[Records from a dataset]

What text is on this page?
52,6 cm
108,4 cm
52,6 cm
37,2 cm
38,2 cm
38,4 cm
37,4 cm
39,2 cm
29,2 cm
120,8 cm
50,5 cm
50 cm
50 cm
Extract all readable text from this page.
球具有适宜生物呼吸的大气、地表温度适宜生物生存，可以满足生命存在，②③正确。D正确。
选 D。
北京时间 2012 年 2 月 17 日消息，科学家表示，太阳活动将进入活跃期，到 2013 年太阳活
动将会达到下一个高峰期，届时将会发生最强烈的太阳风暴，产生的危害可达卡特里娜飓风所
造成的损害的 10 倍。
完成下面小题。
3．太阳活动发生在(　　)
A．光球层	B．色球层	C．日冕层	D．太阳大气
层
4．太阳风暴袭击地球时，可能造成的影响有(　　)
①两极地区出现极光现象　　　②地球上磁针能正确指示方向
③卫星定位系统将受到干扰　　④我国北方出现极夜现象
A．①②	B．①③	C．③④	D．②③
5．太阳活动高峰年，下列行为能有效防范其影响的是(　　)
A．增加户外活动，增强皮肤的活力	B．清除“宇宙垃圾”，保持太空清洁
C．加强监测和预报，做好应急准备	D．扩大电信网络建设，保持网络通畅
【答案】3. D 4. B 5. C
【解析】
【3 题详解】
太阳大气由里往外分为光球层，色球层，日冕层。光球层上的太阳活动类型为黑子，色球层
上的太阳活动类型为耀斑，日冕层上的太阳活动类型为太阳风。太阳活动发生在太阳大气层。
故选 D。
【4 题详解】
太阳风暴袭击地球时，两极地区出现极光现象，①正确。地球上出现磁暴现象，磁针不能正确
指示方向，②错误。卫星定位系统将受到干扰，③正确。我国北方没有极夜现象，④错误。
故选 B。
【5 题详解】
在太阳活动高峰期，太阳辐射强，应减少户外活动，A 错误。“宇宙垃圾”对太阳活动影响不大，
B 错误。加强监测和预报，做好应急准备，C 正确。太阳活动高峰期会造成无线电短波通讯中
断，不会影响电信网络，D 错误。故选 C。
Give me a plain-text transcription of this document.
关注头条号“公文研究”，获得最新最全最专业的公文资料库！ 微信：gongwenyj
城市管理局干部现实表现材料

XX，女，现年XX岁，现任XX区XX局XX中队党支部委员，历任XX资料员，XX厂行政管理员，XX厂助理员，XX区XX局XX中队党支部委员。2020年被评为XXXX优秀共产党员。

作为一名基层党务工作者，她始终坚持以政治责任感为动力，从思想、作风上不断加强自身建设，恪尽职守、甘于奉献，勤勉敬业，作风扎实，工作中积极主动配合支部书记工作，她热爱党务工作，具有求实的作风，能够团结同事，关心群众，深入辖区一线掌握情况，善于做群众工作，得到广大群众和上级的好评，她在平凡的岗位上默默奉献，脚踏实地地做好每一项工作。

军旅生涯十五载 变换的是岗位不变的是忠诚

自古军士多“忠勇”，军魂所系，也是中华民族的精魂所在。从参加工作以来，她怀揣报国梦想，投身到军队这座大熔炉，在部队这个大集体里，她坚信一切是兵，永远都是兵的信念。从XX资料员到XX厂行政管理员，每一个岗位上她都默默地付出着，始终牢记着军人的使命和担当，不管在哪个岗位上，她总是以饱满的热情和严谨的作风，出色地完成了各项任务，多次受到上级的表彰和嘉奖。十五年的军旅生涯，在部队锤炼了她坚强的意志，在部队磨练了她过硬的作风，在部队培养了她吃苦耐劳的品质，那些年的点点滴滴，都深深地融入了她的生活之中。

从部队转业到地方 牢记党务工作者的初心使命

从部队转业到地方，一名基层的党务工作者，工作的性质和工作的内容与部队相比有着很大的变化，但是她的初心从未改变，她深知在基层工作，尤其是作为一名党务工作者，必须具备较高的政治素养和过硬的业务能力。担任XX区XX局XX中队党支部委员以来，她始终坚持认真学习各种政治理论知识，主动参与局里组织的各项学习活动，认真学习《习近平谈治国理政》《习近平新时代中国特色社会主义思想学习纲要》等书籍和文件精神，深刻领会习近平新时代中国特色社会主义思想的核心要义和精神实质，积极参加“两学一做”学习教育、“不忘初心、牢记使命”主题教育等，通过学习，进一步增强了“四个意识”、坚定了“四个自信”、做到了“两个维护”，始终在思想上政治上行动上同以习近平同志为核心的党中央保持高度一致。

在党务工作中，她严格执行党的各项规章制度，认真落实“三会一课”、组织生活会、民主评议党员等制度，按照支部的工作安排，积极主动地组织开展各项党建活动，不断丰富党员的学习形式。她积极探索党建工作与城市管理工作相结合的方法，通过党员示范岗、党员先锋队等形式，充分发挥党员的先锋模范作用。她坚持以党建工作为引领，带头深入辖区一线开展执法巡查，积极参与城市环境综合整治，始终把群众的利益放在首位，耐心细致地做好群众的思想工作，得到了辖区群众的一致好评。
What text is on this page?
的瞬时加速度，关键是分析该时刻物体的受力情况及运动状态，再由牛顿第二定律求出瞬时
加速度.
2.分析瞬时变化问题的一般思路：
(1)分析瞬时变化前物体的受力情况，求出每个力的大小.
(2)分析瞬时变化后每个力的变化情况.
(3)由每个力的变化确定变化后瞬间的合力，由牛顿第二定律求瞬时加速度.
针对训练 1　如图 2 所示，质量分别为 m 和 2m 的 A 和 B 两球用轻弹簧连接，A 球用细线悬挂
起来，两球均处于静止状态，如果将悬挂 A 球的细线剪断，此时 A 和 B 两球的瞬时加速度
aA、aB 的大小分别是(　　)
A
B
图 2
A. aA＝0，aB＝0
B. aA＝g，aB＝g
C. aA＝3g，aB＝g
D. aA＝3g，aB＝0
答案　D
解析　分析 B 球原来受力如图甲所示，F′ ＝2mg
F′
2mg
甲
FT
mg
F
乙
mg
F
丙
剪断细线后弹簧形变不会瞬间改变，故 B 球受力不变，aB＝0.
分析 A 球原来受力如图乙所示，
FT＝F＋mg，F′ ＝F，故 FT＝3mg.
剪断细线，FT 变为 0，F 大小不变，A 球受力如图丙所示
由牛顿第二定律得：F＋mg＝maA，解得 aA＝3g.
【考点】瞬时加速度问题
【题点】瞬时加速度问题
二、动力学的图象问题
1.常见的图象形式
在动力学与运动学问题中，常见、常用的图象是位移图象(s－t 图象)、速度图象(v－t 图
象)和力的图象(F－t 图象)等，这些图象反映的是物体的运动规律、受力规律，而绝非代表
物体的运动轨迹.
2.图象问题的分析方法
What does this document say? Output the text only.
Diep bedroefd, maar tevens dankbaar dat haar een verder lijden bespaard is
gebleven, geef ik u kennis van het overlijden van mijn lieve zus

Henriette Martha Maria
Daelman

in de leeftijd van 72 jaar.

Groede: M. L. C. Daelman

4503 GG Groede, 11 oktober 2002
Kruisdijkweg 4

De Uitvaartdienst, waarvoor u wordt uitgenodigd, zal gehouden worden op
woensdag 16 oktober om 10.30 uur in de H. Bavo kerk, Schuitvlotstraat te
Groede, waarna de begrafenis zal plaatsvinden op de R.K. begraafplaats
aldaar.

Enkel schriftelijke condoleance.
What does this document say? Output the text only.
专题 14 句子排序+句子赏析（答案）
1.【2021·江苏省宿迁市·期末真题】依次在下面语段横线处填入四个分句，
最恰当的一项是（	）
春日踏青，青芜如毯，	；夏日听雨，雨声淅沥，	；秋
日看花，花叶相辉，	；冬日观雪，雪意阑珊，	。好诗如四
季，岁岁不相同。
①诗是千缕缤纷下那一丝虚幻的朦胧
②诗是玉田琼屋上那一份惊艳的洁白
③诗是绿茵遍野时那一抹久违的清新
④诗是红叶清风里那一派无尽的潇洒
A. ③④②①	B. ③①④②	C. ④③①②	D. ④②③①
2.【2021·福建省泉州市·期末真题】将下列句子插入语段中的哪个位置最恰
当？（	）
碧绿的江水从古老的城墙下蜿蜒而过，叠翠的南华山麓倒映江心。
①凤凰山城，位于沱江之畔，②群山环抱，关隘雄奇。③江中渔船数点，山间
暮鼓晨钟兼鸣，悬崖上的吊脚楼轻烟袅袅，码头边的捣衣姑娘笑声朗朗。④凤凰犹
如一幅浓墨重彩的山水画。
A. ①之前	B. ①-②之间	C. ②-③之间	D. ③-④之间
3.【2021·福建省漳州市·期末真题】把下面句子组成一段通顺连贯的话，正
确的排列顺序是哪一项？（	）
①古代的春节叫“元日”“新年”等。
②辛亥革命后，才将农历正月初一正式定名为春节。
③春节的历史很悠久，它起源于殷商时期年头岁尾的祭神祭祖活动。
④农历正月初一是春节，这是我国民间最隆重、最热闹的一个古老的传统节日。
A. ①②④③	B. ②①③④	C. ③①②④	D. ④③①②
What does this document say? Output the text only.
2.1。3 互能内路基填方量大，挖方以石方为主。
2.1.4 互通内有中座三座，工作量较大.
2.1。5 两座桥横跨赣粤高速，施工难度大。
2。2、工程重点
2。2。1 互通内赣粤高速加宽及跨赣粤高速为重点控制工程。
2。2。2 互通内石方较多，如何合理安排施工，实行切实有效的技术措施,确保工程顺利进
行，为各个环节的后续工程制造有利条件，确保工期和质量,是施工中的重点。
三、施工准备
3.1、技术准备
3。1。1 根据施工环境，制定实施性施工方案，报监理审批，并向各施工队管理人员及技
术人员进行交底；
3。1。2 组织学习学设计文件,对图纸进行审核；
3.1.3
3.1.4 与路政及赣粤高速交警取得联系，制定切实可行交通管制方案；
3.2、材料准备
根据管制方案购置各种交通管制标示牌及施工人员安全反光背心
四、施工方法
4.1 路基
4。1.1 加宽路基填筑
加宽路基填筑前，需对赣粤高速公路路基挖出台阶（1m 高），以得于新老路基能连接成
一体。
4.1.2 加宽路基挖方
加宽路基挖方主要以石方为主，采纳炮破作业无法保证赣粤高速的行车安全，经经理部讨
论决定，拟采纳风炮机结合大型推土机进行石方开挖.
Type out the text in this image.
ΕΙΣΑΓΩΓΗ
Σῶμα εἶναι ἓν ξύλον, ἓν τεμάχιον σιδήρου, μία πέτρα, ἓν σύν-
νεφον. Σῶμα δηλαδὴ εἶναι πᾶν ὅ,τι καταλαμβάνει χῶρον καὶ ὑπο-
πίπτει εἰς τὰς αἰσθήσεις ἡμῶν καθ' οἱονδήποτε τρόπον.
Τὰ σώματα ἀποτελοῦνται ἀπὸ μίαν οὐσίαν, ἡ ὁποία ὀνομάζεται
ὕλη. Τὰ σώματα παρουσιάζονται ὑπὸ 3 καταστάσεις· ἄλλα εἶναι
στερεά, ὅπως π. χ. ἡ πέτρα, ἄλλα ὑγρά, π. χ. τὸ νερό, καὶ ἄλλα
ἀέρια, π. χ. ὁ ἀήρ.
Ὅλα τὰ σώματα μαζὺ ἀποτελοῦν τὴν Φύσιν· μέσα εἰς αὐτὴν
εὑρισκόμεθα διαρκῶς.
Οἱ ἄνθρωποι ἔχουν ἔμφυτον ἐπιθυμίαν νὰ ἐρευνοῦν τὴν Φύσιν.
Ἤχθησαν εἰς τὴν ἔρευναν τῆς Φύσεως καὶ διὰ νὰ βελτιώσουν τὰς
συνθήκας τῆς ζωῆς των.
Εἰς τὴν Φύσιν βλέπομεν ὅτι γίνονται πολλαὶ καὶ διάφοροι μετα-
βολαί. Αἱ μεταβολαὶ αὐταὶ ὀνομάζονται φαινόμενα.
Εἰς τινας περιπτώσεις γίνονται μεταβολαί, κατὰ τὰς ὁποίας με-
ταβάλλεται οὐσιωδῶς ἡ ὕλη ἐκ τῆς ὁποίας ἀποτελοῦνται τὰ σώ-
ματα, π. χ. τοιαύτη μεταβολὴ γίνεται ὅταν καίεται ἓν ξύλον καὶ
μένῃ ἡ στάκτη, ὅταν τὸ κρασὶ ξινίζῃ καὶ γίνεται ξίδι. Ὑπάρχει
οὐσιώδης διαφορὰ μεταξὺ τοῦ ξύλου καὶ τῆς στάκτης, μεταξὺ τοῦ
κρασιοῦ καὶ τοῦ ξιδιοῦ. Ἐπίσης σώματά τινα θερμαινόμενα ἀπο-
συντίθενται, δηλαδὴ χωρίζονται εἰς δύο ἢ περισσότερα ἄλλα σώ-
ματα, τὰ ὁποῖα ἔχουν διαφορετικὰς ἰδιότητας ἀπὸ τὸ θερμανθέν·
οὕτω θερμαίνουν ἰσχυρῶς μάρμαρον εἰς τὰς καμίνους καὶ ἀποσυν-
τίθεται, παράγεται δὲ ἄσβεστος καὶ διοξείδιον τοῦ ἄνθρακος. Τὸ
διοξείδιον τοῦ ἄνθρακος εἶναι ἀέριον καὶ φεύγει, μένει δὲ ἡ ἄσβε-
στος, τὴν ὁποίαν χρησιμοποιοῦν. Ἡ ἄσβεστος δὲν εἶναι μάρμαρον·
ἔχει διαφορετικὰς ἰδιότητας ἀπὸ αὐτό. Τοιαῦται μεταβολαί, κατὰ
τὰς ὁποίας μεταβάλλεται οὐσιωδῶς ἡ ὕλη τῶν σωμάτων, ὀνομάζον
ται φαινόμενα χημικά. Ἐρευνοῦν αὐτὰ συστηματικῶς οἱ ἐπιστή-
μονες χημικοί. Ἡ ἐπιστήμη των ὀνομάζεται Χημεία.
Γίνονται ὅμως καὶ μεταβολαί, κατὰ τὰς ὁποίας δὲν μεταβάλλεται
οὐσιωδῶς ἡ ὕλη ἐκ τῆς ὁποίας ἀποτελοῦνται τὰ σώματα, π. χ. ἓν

• Directions for this task: Leave out every line before the one containing "Type out the text in this image."; set down that line and all remaining lines of the material exactly.

• Full output:
Type out the text in this image.
ΕΙΣΑΓΩΓΗ
Σῶμα εἶναι ἓν ξύλον, ἓν τεμάχιον σιδήρου, μία πέτρα, ἓν σύν-
νεφον. Σῶμα δηλαδὴ εἶναι πᾶν ὅ,τι καταλαμβάνει χῶρον καὶ ὑπο-
πίπτει εἰς τὰς αἰσθήσεις ἡμῶν καθ' οἱονδήποτε τρόπον.
Τὰ σώματα ἀποτελοῦνται ἀπὸ μίαν οὐσίαν, ἡ ὁποία ὀνομάζεται
ὕλη. Τὰ σώματα παρουσιάζονται ὑπὸ 3 καταστάσεις· ἄλλα εἶναι
στερεά, ὅπως π. χ. ἡ πέτρα, ἄλλα ὑγρά, π. χ. τὸ νερό, καὶ ἄλλα
ἀέρια, π. χ. ὁ ἀήρ.
Ὅλα τὰ σώματα μαζὺ ἀποτελοῦν τὴν Φύσιν· μέσα εἰς αὐτὴν
εὑρισκόμεθα διαρκῶς.
Οἱ ἄνθρωποι ἔχουν ἔμφυτον ἐπιθυμίαν νὰ ἐρευνοῦν τὴν Φύσιν.
Ἤχθησαν εἰς τὴν ἔρευναν τῆς Φύσεως καὶ διὰ νὰ βελτιώσουν τὰς
συνθήκας τῆς ζωῆς των.
Εἰς τὴν Φύσιν βλέπομεν ὅτι γίνονται πολλαὶ καὶ διάφοροι μετα-
βολαί. Αἱ μεταβολαὶ αὐταὶ ὀνομάζονται φαινόμενα.
Εἰς τινας περιπτώσεις γίνονται μεταβολαί, κατὰ τὰς ὁποίας με-
ταβάλλεται οὐσιωδῶς ἡ ὕλη ἐκ τῆς ὁποίας ἀποτελοῦνται τὰ σώ-
ματα, π. χ. τοιαύτη μεταβολὴ γίνεται ὅταν καίεται ἓν ξύλον καὶ
μένῃ ἡ στάκτη, ὅταν τὸ κρασὶ ξινίζῃ καὶ γίνεται ξίδι. Ὑπάρχει
οὐσιώδης διαφορὰ μεταξὺ τοῦ ξύλου καὶ τῆς στάκτης, μεταξὺ τοῦ
κρασιοῦ καὶ τοῦ ξιδιοῦ. Ἐπίσης σώματά τινα θερμαινόμενα ἀπο-
συντίθενται, δηλαδὴ χωρίζονται εἰς δύο ἢ περισσότερα ἄλλα σώ-
ματα, τὰ ὁποῖα ἔχουν διαφορετικὰς ἰδιότητας ἀπὸ τὸ θερμανθέν·
οὕτω θερμαίνουν ἰσχυρῶς μάρμαρον εἰς τὰς καμίνους καὶ ἀποσυν-
τίθεται, παράγεται δὲ ἄσβεστος καὶ διοξείδιον τοῦ ἄνθρακος. Τὸ
διοξείδιον τοῦ ἄνθρακος εἶναι ἀέριον καὶ φεύγει, μένει δὲ ἡ ἄσβε-
στος, τὴν ὁποίαν χρησιμοποιοῦν. Ἡ ἄσβεστος δὲν εἶναι μάρμαρον·
ἔχει διαφορετικὰς ἰδιότητας ἀπὸ αὐτό. Τοιαῦται μεταβολαί, κατὰ
τὰς ὁποίας μεταβάλλεται οὐσιωδῶς ἡ ὕλη τῶν σωμάτων, ὀνομάζον
ται φαινόμενα χημικά. Ἐρευνοῦν αὐτὰ συστηματικῶς οἱ ἐπιστή-
μονες χημικοί. Ἡ ἐπιστήμη των ὀνομάζεται Χημεία.
Γίνονται ὅμως καὶ μεταβολαί, κατὰ τὰς ὁποίας δὲν μεταβάλλεται
οὐσιωδῶς ἡ ὕλη ἐκ τῆς ὁποίας ἀποτελοῦνται τὰ σώματα, π. χ. ἓν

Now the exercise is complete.